WORK ORDER – What you produce should match the records exactly, line for line.

### INPUT DATA ###

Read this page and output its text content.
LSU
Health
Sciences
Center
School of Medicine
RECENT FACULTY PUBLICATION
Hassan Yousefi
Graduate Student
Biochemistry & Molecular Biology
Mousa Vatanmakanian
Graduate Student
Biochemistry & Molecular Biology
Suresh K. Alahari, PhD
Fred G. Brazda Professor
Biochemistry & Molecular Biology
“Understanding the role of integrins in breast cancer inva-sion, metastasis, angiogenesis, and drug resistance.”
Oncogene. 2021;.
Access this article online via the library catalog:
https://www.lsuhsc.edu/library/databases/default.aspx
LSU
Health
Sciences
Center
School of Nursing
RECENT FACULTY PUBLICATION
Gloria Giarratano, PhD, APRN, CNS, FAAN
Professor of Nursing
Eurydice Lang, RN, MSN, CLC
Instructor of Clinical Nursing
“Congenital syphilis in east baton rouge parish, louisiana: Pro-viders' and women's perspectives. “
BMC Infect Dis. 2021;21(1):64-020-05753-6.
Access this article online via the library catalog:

###

ANSWER SECTION –
Read this page and output its text content.
LSU
Health
Sciences
Center
School of Medicine
RECENT FACULTY PUBLICATION
Hassan Yousefi
Graduate Student
Biochemistry & Molecular Biology
Mousa Vatanmakanian
Graduate Student
Biochemistry & Molecular Biology
Suresh K. Alahari, PhD
Fred G. Brazda Professor
Biochemistry & Molecular Biology
“Understanding the role of integrins in breast cancer inva-sion, metastasis, angiogenesis, and drug resistance.”
Oncogene. 2021;.
Access this article online via the library catalog:
https://www.lsuhsc.edu/library/databases/default.aspx
LSU
Health
Sciences
Center
School of Nursing
RECENT FACULTY PUBLICATION
Gloria Giarratano, PhD, APRN, CNS, FAAN
Professor of Nursing
Eurydice Lang, RN, MSN, CLC
Instructor of Clinical Nursing
“Congenital syphilis in east baton rouge parish, louisiana: Pro-viders' and women's perspectives. “
BMC Infect Dis. 2021;21(1):64-020-05753-6.
Access this article online via the library catalog:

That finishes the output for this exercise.